* **Instructions for the task**: Every line holding the string "name" should be gathered.

** BEGIN **

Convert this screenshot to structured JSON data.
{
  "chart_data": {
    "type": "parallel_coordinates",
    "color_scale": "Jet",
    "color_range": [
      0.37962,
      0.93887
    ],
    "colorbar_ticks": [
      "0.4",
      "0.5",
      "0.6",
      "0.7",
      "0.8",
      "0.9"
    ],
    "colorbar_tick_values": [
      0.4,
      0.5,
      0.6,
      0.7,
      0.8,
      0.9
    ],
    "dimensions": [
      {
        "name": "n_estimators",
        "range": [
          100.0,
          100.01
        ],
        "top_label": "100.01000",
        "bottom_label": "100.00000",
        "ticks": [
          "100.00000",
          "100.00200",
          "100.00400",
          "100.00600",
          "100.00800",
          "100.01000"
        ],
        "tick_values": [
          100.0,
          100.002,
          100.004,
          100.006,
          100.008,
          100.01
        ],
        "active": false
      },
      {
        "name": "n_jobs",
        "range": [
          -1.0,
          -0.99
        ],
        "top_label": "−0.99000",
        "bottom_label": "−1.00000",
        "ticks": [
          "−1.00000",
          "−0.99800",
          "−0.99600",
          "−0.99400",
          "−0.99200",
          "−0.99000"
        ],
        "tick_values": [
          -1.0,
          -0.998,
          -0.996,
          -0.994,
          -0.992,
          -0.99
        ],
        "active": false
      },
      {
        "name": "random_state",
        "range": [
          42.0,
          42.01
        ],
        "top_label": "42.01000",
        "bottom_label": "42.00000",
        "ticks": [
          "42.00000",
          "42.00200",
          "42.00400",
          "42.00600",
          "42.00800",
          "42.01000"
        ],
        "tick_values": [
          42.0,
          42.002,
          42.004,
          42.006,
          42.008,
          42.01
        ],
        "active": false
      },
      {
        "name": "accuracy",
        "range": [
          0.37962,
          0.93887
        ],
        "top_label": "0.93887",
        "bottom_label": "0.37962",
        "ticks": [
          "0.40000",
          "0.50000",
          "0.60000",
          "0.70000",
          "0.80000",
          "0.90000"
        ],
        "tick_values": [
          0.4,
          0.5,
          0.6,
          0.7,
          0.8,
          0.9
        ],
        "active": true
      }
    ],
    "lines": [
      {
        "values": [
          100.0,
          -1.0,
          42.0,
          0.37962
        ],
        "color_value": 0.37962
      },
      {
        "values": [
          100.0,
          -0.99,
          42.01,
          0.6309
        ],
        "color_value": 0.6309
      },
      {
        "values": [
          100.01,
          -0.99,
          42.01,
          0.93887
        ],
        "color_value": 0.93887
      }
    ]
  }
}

** END **
** BEGIN **

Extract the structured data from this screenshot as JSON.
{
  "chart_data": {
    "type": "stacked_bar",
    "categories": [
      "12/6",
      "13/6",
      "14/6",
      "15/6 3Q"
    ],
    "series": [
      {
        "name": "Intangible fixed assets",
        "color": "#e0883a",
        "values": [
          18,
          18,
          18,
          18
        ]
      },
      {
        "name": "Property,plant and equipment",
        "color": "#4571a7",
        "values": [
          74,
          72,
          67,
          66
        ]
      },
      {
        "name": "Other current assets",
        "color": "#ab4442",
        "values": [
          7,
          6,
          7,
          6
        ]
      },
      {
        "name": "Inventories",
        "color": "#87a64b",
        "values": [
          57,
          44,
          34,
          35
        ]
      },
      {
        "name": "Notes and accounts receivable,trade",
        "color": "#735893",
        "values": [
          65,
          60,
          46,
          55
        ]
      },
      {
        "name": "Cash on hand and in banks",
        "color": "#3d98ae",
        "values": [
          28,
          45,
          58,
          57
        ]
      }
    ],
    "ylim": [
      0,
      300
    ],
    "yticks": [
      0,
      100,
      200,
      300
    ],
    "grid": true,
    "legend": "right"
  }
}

** END **

* **Task result**:
        "name": "n_estimators",
        "name": "n_jobs",
        "name": "random_state",
        "name": "accuracy",
        "name": "Intangible fixed assets",
        "name": "Property,plant and equipment",
        "name": "Other current assets",
        "name": "Inventories",
        "name": "Notes and accounts receivable,trade",
        "name": "Cash on hand and in banks",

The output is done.